Given task: Gather up every line that includes the string "活动工作计划".

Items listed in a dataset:
--*--
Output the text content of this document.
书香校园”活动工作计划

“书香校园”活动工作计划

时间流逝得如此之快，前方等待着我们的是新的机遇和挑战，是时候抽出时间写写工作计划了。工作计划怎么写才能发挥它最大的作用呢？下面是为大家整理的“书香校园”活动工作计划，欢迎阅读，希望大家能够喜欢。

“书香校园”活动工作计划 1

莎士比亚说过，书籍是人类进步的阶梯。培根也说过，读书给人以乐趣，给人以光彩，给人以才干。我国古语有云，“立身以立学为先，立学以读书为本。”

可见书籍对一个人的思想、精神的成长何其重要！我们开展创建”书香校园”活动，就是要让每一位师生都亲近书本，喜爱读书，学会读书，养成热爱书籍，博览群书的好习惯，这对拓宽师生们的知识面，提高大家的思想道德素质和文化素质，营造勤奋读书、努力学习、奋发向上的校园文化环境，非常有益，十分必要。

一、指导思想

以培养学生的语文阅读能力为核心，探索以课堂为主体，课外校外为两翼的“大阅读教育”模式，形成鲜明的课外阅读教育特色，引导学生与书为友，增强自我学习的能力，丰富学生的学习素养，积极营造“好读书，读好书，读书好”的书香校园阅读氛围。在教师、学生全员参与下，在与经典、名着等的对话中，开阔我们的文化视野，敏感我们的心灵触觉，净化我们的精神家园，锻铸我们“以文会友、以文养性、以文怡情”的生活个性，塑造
--*--
Answer below:
书香校园”活动工作计划
“书香校园”活动工作计划
时间流逝得如此之快，前方等待着我们的是新的机遇和挑战，是时候抽出时间写写工作计划了。工作计划怎么写才能发挥它最大的作用呢？下面是为大家整理的“书香校园”活动工作计划，欢迎阅读，希望大家能够喜欢。
“书香校园”活动工作计划 1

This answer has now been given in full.